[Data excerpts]
Begin

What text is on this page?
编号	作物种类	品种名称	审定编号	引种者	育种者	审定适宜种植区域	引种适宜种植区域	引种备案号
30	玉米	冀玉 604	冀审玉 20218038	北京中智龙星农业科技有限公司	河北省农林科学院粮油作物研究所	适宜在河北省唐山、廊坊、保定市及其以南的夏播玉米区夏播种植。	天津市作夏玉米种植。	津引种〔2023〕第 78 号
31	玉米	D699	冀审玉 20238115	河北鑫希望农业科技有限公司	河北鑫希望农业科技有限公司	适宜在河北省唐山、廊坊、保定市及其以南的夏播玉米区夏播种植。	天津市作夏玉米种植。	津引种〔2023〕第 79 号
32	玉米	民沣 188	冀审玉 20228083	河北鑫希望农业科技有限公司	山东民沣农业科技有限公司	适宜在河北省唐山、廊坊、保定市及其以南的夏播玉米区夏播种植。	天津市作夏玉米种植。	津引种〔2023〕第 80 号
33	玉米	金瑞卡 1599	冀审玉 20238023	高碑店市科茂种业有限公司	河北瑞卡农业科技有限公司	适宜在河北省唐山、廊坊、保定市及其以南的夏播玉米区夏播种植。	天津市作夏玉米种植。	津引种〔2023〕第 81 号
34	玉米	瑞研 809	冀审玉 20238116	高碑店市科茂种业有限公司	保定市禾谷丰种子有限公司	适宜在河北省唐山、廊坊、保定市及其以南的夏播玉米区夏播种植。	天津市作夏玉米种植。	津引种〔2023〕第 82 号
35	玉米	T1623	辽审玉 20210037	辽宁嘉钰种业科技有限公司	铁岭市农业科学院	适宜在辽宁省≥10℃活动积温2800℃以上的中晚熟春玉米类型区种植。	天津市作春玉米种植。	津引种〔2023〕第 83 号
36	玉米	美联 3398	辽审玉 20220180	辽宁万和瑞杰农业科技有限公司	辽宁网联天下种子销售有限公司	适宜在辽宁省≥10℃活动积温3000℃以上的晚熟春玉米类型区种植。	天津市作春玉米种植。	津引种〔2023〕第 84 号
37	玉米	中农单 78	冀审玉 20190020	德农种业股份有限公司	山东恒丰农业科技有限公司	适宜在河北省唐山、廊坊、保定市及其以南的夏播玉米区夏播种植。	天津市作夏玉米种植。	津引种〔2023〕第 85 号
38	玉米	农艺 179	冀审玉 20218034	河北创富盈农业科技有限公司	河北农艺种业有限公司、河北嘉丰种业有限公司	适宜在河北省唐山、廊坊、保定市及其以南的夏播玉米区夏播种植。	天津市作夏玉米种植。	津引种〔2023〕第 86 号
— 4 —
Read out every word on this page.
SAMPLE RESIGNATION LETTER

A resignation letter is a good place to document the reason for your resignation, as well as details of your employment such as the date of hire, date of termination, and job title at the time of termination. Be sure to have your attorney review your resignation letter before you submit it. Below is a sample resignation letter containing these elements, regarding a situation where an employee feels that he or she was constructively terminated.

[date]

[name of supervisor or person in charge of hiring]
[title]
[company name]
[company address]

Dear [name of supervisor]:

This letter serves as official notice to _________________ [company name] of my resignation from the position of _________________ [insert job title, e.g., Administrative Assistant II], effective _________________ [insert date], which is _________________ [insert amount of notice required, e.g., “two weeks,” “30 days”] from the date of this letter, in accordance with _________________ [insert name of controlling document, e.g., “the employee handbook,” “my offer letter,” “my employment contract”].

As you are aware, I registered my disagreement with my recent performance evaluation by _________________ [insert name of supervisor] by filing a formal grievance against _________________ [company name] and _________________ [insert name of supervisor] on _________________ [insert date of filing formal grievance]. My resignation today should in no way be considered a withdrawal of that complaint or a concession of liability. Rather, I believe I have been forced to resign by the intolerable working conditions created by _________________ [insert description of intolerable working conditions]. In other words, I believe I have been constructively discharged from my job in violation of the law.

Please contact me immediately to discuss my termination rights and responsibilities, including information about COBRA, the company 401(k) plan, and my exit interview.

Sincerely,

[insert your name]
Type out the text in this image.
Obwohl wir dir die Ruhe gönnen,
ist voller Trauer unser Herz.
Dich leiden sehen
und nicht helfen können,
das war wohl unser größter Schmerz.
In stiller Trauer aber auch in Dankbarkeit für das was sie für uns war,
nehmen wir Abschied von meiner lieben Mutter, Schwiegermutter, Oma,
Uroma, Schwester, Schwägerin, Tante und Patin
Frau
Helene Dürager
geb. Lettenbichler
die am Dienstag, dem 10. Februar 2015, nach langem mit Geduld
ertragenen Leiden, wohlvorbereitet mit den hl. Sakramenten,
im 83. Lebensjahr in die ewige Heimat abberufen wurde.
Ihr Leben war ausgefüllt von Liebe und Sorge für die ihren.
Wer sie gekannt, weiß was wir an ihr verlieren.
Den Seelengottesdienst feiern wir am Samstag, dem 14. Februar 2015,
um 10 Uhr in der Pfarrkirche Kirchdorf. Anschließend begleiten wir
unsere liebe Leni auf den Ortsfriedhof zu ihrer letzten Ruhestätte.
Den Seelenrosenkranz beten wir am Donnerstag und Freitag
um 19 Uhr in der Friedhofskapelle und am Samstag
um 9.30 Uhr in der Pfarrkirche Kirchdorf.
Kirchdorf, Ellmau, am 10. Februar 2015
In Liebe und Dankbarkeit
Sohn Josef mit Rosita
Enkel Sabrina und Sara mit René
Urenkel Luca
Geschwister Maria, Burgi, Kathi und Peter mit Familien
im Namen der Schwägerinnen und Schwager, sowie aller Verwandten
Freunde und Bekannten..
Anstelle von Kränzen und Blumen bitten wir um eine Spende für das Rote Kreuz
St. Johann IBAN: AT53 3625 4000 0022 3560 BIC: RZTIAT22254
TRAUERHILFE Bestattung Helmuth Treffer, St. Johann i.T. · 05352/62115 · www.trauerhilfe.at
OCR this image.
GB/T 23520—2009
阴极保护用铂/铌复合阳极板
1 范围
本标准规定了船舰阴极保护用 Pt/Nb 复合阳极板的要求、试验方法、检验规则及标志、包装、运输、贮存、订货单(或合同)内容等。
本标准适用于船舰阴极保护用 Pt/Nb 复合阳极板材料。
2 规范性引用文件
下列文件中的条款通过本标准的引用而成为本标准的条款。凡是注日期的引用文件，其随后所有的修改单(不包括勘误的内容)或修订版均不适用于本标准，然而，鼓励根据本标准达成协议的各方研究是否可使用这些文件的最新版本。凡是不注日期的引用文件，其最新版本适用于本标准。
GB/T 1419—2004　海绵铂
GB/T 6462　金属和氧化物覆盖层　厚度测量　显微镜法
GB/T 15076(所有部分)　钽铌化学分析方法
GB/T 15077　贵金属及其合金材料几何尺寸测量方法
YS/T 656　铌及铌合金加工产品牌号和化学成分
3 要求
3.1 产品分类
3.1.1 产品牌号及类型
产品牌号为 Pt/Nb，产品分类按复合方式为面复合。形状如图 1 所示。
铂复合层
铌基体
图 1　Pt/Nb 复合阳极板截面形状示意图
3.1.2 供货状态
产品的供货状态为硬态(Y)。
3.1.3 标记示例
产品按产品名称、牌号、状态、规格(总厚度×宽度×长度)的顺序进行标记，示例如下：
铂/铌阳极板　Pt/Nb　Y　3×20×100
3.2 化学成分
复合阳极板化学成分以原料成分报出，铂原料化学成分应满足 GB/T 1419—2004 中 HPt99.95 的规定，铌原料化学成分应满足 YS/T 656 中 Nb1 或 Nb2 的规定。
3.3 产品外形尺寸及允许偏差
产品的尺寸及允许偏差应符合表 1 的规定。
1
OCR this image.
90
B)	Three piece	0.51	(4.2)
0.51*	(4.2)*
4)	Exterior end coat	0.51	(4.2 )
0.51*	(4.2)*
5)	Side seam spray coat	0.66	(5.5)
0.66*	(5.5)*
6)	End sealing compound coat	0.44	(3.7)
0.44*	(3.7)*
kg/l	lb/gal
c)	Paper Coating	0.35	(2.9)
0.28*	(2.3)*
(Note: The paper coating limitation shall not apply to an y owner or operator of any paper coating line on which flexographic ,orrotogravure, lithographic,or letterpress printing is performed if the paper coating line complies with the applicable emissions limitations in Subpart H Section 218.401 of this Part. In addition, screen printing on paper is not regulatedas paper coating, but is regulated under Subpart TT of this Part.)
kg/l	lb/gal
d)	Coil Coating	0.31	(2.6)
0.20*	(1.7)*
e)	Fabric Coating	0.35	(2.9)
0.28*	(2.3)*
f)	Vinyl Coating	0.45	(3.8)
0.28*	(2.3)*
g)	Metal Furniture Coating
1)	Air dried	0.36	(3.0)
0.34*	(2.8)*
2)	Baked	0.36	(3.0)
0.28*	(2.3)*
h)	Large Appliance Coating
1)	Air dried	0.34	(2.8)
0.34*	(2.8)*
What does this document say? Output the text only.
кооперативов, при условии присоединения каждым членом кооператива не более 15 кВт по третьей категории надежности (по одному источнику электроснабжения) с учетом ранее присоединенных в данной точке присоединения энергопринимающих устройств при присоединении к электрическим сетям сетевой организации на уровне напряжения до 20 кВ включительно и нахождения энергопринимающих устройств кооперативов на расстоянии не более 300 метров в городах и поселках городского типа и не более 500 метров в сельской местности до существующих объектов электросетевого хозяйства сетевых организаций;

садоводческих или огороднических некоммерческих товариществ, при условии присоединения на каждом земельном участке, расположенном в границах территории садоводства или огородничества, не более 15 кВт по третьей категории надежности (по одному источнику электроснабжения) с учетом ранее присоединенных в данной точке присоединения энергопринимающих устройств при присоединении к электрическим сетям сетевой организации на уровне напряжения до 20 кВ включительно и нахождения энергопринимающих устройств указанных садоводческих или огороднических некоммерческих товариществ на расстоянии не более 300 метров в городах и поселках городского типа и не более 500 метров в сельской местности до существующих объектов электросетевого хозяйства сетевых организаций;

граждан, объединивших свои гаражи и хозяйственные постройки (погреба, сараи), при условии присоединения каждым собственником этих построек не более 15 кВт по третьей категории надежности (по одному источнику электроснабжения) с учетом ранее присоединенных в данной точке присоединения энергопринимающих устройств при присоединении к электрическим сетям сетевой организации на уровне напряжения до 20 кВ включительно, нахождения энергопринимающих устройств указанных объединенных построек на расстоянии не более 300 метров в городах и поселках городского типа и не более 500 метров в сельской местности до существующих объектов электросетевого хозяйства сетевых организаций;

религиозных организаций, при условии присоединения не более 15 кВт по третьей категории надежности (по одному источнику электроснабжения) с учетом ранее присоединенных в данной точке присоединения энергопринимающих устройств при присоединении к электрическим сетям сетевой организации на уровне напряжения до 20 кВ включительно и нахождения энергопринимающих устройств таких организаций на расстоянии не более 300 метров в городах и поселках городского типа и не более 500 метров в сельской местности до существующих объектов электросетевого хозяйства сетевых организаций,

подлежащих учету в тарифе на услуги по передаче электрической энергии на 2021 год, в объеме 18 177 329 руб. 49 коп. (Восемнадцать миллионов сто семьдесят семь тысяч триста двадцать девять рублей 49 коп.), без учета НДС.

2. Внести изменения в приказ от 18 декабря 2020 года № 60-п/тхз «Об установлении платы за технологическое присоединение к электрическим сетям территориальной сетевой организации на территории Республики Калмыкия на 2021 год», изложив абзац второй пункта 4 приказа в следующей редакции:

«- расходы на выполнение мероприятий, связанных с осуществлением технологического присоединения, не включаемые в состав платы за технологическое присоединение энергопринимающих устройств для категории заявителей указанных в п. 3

End

# DIRECTIONS FOR THIS TASK
In the listing above, find each line with the word "page" and copy it.

# EXERCISE ANSWER
What text is on this page?
Read out every word on this page.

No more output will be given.